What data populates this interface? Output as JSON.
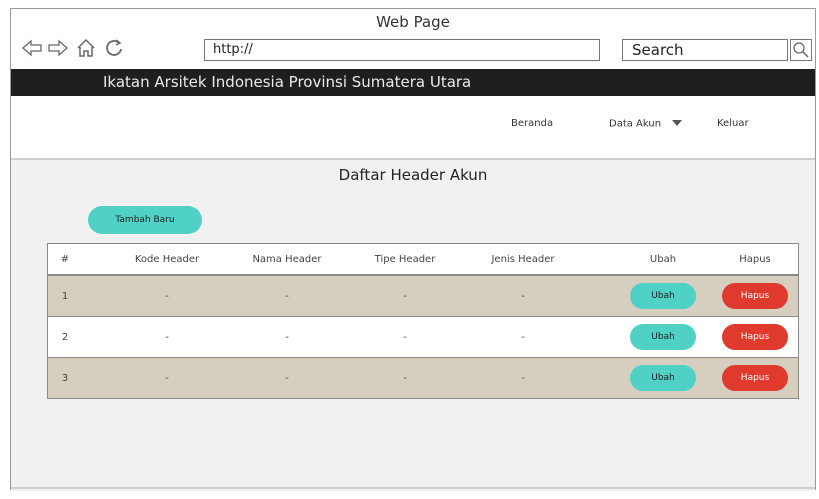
{
  "window": {
    "title": "Web Page"
  },
  "browser": {
    "url": "http://",
    "search_placeholder": "Search"
  },
  "brand": {
    "title": "Ikatan Arsitek Indonesia Provinsi Sumatera Utara"
  },
  "nav": {
    "beranda": "Beranda",
    "data_akun": "Data Akun",
    "keluar": "Keluar"
  },
  "main": {
    "title": "Daftar Header Akun",
    "add_button": "Tambah Baru"
  },
  "table": {
    "headers": [
      "#",
      "Kode Header",
      "Nama Header",
      "Tipe Header",
      "Jenis Header",
      "Ubah",
      "Hapus"
    ],
    "rows": [
      {
        "no": "1",
        "kode": "-",
        "nama": "-",
        "tipe": "-",
        "jenis": "-",
        "ubah": "Ubah",
        "hapus": "Hapus"
      },
      {
        "no": "2",
        "kode": "-",
        "nama": "-",
        "tipe": "-",
        "jenis": "-",
        "ubah": "Ubah",
        "hapus": "Hapus"
      },
      {
        "no": "3",
        "kode": "-",
        "nama": "-",
        "tipe": "-",
        "jenis": "-",
        "ubah": "Ubah",
        "hapus": "Hapus"
      }
    ]
  },
  "icons": {
    "back": "back-arrow-icon",
    "forward": "forward-arrow-icon",
    "home": "home-icon",
    "refresh": "refresh-icon",
    "search": "search-icon",
    "dropdown": "chevron-down-icon"
  },
  "colors": {
    "ubah": "#4fd1c5",
    "hapus": "#e03a2e",
    "brandbar": "#1f1f1f",
    "row_alt": "#d6cfc0"
  }
}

→ EXERCISE DIRECTIONS:
Copy the data character for character, but drop all pictures from the copy.

→ RESPONSE BELOW:
What data populates this interface? Output as JSON.
{
  "window": {
    "title": "Web Page"
  },
  "browser": {
    "url": "http://",
    "search_placeholder": "Search"
  },
  "brand": {
    "title": "Ikatan Arsitek Indonesia Provinsi Sumatera Utara"
  },
  "nav": {
    "beranda": "Beranda",
    "data_akun": "Data Akun",
    "keluar": "Keluar"
  },
  "main": {
    "title": "Daftar Header Akun",
    "add_button": "Tambah Baru"
  },
  "table": {
    "headers": [
      "#",
      "Kode Header",
      "Nama Header",
      "Tipe Header",
      "Jenis Header",
      "Ubah",
      "Hapus"
    ],
    "rows": [
      {
        "no": "1",
        "kode": "-",
        "nama": "-",
        "tipe": "-",
        "jenis": "-",
        "ubah": "Ubah",
        "hapus": "Hapus"
      },
      {
        "no": "2",
        "kode": "-",
        "nama": "-",
        "tipe": "-",
        "jenis": "-",
        "ubah": "Ubah",
        "hapus": "Hapus"
      },
      {
        "no": "3",
        "kode": "-",
        "nama": "-",
        "tipe": "-",
        "jenis": "-",
        "ubah": "Ubah",
        "hapus": "Hapus"
      }
    ]
  },
  "icons": {
    "back": "back-arrow-icon",
    "forward": "forward-arrow-icon",
    "home": "home-icon",
    "refresh": "refresh-icon",
    "search": "search-icon",
    "dropdown": "chevron-down-icon"
  },
  "colors": {
    "ubah": "#4fd1c5",
    "hapus": "#e03a2e",
    "brandbar": "#1f1f1f",
    "row_alt": "#d6cfc0"
  }
}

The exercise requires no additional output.